Can you write out the whole listing exactly?
......
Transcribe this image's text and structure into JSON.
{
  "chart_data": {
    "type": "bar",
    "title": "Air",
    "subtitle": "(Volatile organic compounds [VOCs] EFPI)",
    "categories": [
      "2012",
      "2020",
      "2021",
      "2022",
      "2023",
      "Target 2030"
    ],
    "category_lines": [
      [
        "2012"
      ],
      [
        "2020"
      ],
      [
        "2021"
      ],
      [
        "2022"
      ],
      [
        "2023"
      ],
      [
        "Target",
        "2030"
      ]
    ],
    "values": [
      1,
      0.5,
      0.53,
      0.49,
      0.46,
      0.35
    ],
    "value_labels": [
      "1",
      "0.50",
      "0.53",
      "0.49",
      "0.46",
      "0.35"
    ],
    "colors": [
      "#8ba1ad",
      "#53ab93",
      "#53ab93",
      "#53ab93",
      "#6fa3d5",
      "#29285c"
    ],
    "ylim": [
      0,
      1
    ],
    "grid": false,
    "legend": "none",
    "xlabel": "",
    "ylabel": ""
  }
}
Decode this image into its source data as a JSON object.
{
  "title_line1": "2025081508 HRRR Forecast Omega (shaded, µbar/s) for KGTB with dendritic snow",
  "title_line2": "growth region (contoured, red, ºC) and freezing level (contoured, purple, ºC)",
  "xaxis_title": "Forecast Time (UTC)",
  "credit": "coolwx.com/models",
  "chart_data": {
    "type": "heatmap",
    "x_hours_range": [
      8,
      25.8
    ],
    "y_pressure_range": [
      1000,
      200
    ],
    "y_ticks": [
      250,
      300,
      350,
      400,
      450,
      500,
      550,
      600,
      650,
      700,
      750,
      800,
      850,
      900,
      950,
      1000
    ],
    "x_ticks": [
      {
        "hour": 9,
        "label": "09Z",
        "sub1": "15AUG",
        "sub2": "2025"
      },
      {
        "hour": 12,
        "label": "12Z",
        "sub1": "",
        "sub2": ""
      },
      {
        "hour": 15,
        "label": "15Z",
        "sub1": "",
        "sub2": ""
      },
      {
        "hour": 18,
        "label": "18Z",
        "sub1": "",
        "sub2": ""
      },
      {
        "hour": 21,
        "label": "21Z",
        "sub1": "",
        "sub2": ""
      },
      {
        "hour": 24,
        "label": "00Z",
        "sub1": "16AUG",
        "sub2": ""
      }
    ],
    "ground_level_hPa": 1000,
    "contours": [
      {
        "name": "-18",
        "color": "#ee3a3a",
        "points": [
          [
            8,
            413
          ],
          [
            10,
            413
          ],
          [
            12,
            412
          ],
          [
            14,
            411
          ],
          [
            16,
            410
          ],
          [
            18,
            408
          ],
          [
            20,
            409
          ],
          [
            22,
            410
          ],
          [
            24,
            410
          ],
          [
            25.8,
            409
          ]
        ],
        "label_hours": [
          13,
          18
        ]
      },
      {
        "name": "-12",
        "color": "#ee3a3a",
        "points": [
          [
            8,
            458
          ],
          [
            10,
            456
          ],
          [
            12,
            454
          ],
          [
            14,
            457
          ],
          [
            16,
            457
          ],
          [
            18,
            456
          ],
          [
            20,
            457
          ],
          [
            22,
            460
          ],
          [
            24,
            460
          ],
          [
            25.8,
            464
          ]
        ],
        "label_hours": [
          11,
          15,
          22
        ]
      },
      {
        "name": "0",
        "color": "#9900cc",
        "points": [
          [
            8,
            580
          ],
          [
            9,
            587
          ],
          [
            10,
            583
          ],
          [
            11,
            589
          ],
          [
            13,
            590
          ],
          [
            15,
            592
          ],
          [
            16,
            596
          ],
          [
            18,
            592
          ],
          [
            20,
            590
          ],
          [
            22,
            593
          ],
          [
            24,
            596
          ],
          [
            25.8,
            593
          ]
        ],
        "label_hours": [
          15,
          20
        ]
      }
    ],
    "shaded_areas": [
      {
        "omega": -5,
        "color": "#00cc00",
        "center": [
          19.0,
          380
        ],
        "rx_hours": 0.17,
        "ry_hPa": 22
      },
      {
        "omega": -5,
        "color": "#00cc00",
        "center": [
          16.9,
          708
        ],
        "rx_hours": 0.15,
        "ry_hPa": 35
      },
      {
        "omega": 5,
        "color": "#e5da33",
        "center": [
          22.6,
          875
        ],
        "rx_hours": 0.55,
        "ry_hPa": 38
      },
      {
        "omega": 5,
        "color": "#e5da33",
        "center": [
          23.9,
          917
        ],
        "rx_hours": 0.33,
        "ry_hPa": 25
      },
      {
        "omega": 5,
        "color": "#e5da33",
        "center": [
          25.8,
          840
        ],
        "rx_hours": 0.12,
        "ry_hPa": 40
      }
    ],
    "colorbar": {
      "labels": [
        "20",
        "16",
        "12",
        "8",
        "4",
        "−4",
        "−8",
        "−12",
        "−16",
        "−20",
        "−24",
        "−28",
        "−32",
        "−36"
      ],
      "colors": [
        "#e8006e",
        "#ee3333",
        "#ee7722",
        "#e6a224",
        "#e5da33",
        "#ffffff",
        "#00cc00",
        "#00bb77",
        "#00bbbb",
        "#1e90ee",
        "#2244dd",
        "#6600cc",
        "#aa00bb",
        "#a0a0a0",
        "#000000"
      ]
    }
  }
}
......
Result for this task ::
Transcribe this image's text and structure into JSON.
{
  "chart_data": {
    "type": "bar",
    "title": "Air",
    "subtitle": "(Volatile organic compounds [VOCs] EFPI)",
    "categories": [
      "2012",
      "2020",
      "2021",
      "2022",
      "2023",
      "Target 2030"
    ],
    "category_lines": [
      [
        "2012"
      ],
      [
        "2020"
      ],
      [
        "2021"
      ],
      [
        "2022"
      ],
      [
        "2023"
      ],
      [
        "Target",
        "2030"
      ]
    ],
    "values": [
      1,
      0.5,
      0.53,
      0.49,
      0.46,
      0.35
    ],
    "value_labels": [
      "1",
      "0.50",
      "0.53",
      "0.49",
      "0.46",
      "0.35"
    ],
    "colors": [
      "#8ba1ad",
      "#53ab93",
      "#53ab93",
      "#53ab93",
      "#6fa3d5",
      "#29285c"
    ],
    "ylim": [
      0,
      1
    ],
    "grid": false,
    "legend": "none",
    "xlabel": "",
    "ylabel": ""
  }
}
Decode this image into its source data as a JSON object.
{
  "title_line1": "2025081508 HRRR Forecast Omega (shaded, µbar/s) for KGTB with dendritic snow",
  "title_line2": "growth region (contoured, red, ºC) and freezing level (contoured, purple, ºC)",
  "xaxis_title": "Forecast Time (UTC)",
  "credit": "coolwx.com/models",
  "chart_data": {
    "type": "heatmap",
    "x_hours_range": [
      8,
      25.8
    ],
    "y_pressure_range": [
      1000,
      200
    ],
    "y_ticks": [
      250,
      300,
      350,
      400,
      450,
      500,
      550,
      600,
      650,
      700,
      750,
      800,
      850,
      900,
      950,
      1000
    ],
    "x_ticks": [
      {
        "hour": 9,
        "label": "09Z",
        "sub1": "15AUG",
        "sub2": "2025"
      },
      {
        "hour": 12,
        "label": "12Z",
        "sub1": "",
        "sub2": ""
      },
      {
        "hour": 15,
        "label": "15Z",
        "sub1": "",
        "sub2": ""
      },
      {
        "hour": 18,
        "label": "18Z",
        "sub1": "",
        "sub2": ""
      },
      {
        "hour": 21,
        "label": "21Z",
        "sub1": "",
        "sub2": ""
      },
      {
        "hour": 24,
        "label": "00Z",
        "sub1": "16AUG",
        "sub2": ""
      }
    ],
    "ground_level_hPa": 1000,
    "contours": [
      {
        "name": "-18",
        "color": "#ee3a3a",
        "points": [
          [
            8,
            413
          ],
          [
            10,
            413
          ],
          [
            12,
            412
          ],
          [
            14,
            411
          ],
          [
            16,
            410
          ],
          [
            18,
            408
          ],
          [
            20,
            409
          ],
          [
            22,
            410
          ],
          [
            24,
            410
          ],
          [
            25.8,
            409
          ]
        ],
        "label_hours": [
          13,
          18
        ]
      },
      {
        "name": "-12",
        "color": "#ee3a3a",
        "points": [
          [
            8,
            458
          ],
          [
            10,
            456
          ],
          [
            12,
            454
          ],
          [
            14,
            457
          ],
          [
            16,
            457
          ],
          [
            18,
            456
          ],
          [
            20,
            457
          ],
          [
            22,
            460
          ],
          [
            24,
            460
          ],
          [
            25.8,
            464
          ]
        ],
        "label_hours": [
          11,
          15,
          22
        ]
      },
      {
        "name": "0",
        "color": "#9900cc",
        "points": [
          [
            8,
            580
          ],
          [
            9,
            587
          ],
          [
            10,
            583
          ],
          [
            11,
            589
          ],
          [
            13,
            590
          ],
          [
            15,
            592
          ],
          [
            16,
            596
          ],
          [
            18,
            592
          ],
          [
            20,
            590
          ],
          [
            22,
            593
          ],
          [
            24,
            596
          ],
          [
            25.8,
            593
          ]
        ],
        "label_hours": [
          15,
          20
        ]
      }
    ],
    "shaded_areas": [
      {
        "omega": -5,
        "color": "#00cc00",
        "center": [
          19.0,
          380
        ],
        "rx_hours": 0.17,
        "ry_hPa": 22
      },
      {
        "omega": -5,
        "color": "#00cc00",
        "center": [
          16.9,
          708
        ],
        "rx_hours": 0.15,
        "ry_hPa": 35
      },
      {
        "omega": 5,
        "color": "#e5da33",
        "center": [
          22.6,
          875
        ],
        "rx_hours": 0.55,
        "ry_hPa": 38
      },
      {
        "omega": 5,
        "color": "#e5da33",
        "center": [
          23.9,
          917
        ],
        "rx_hours": 0.33,
        "ry_hPa": 25
      },
      {
        "omega": 5,
        "color": "#e5da33",
        "center": [
          25.8,
          840
        ],
        "rx_hours": 0.12,
        "ry_hPa": 40
      }
    ],
    "colorbar": {
      "labels": [
        "20",
        "16",
        "12",
        "8",
        "4",
        "−4",
        "−8",
        "−12",
        "−16",
        "−20",
        "−24",
        "−28",
        "−32",
        "−36"
      ],
      "colors": [
        "#e8006e",
        "#ee3333",
        "#ee7722",
        "#e6a224",
        "#e5da33",
        "#ffffff",
        "#00cc00",
        "#00bb77",
        "#00bbbb",
        "#1e90ee",
        "#2244dd",
        "#6600cc",
        "#aa00bb",
        "#a0a0a0",
        "#000000"
      ]
    }
  }
}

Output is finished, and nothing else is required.